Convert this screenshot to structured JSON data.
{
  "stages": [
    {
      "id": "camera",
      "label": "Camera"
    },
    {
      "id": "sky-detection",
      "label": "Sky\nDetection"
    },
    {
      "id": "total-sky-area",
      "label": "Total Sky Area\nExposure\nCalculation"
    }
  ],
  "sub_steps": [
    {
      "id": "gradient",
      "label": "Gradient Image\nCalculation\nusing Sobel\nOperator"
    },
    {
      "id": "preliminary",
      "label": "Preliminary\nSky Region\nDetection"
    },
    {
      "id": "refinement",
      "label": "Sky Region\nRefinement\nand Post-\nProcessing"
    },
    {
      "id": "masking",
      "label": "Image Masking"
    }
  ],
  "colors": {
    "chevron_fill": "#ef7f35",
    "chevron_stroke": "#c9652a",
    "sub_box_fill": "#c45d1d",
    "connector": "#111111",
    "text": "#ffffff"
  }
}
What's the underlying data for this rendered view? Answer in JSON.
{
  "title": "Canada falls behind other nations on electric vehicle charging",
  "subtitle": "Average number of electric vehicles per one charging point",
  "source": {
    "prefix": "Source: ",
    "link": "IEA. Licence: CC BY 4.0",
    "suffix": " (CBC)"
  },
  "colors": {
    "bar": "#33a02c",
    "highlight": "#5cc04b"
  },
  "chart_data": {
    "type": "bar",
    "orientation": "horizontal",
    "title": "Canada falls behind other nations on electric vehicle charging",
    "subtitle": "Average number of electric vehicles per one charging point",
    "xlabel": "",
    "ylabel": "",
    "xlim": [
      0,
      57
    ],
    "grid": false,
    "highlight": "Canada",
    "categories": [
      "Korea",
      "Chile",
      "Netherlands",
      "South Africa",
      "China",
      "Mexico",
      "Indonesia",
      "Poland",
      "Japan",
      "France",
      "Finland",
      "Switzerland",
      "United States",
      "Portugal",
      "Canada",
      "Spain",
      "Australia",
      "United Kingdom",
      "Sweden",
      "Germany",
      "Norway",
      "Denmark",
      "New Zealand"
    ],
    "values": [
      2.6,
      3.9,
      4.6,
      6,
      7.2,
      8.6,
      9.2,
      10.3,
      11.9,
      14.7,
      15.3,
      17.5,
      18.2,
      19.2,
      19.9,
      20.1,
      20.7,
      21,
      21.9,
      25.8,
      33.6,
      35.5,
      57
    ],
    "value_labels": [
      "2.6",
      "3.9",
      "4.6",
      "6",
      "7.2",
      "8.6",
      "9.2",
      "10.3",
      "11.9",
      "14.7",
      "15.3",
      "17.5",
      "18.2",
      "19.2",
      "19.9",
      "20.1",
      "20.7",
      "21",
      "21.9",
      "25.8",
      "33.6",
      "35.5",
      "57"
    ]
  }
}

▶ [Task instructions] Find how many lines of the listing include the string "subtitle" and give that number, nothing else.

▶ [Response for this exercise] 2